Start of Dataset entries
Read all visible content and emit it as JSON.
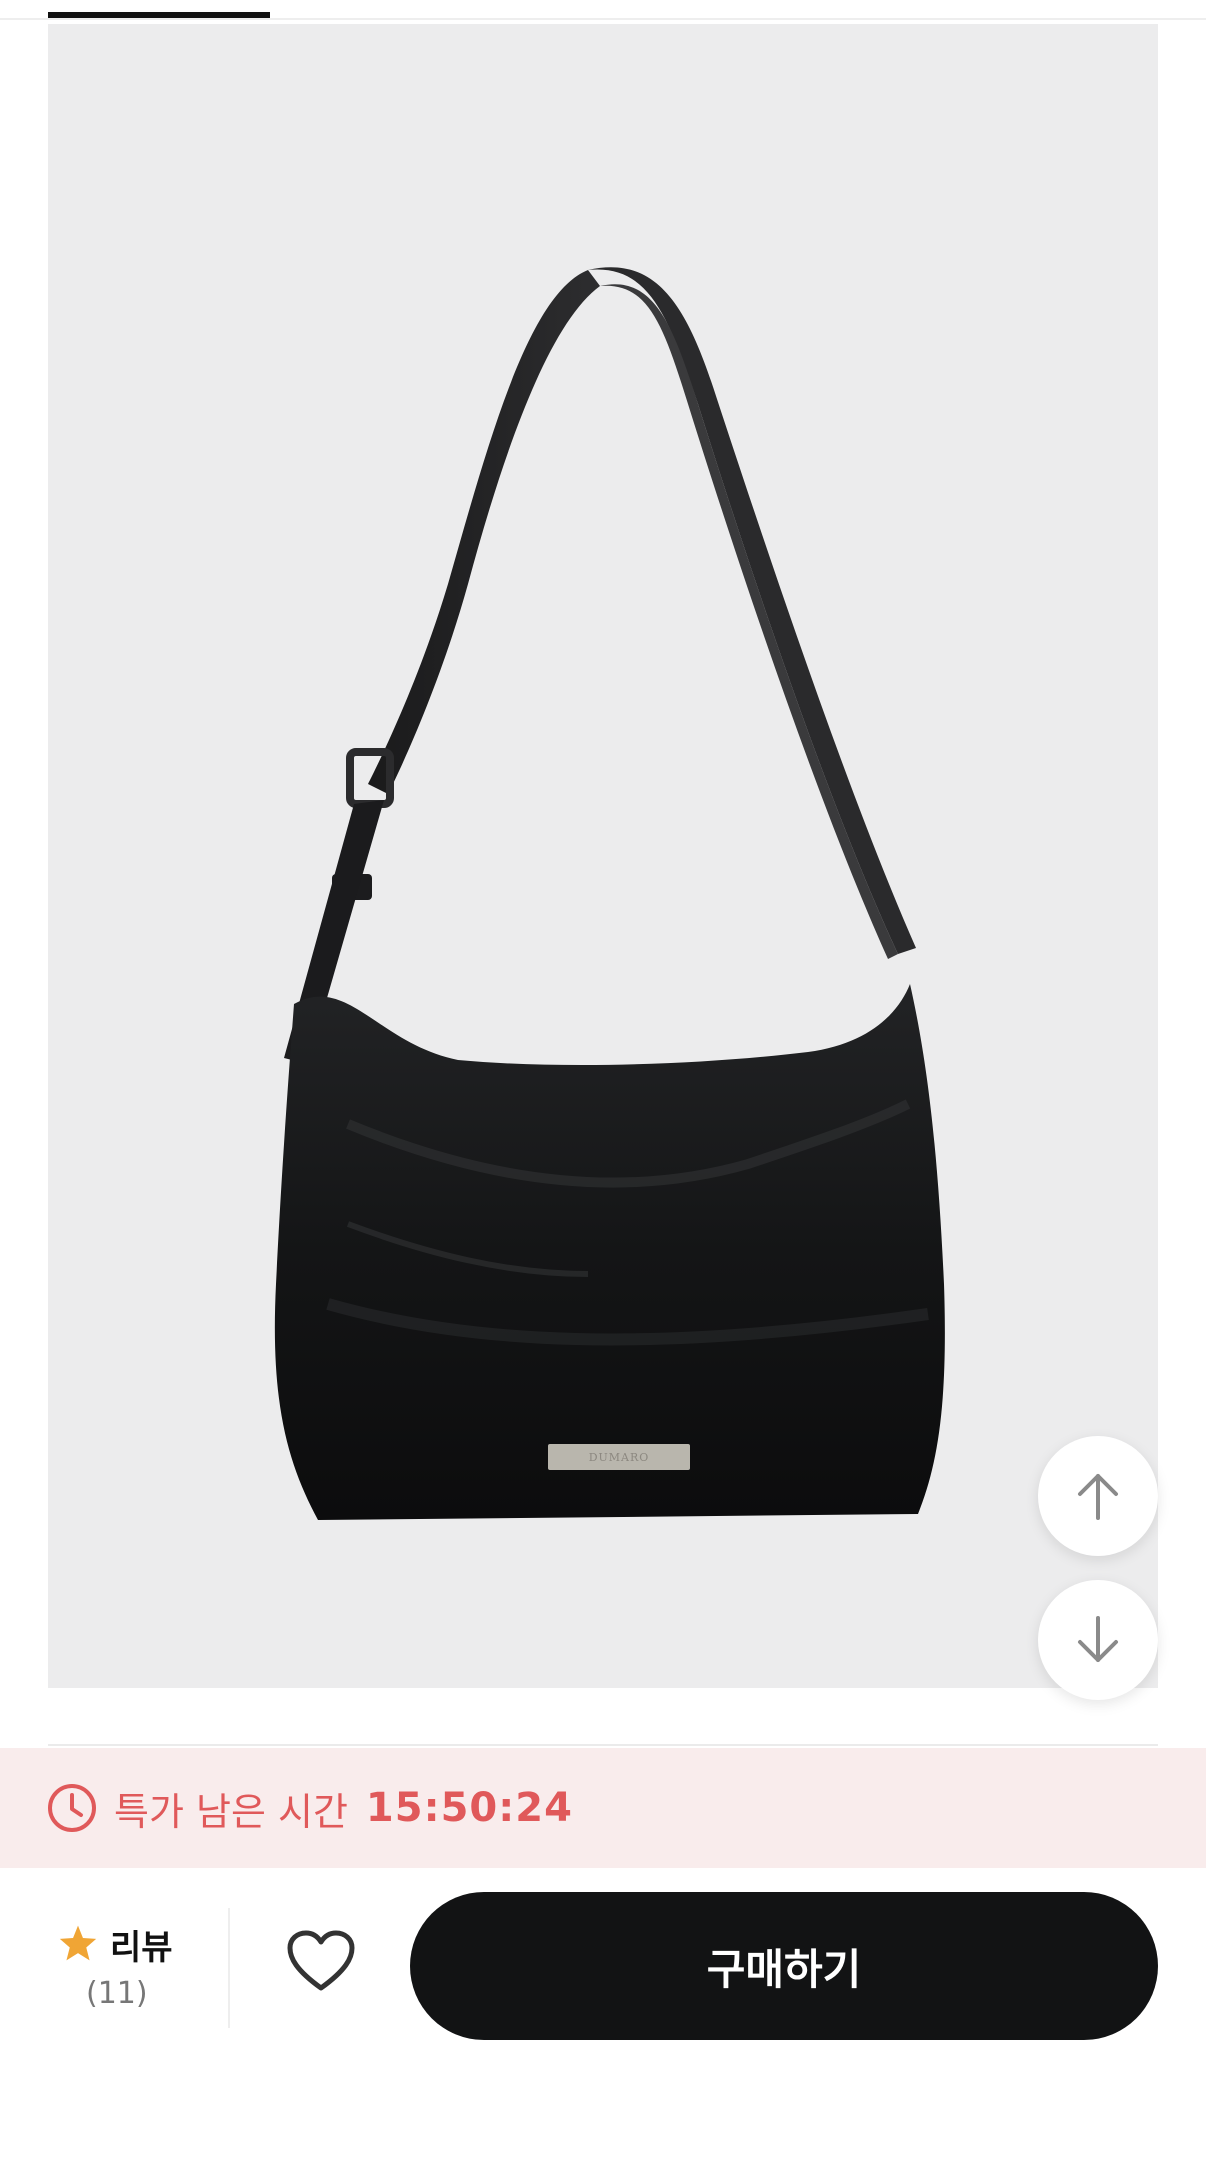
{
  "product": {
    "image_alt": "black nylon shoulder bag",
    "logo_text": "DUMARO"
  },
  "scroll": {
    "up_icon": "arrow-up-icon",
    "down_icon": "arrow-down-icon"
  },
  "sale": {
    "icon": "clock-icon",
    "label": "특가 남은 시간",
    "time": "15:50:24",
    "color": "#e0595a",
    "background": "#f9ecec"
  },
  "bottom_bar": {
    "review_icon": "star-icon",
    "review_label": "리뷰",
    "review_count": "(11)",
    "like_icon": "heart-icon",
    "buy_label": "구매하기",
    "buy_color": "#121314",
    "star_color": "#f0a535"
  }
}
End of Dataset entries
▸ Directive: Extract from the data every line where "icon" shows up.

▸ Solution for this task:
    "up_icon": "arrow-up-icon",
    "down_icon": "arrow-down-icon"
    "icon": "clock-icon",
    "review_icon": "star-icon",
    "like_icon": "heart-icon",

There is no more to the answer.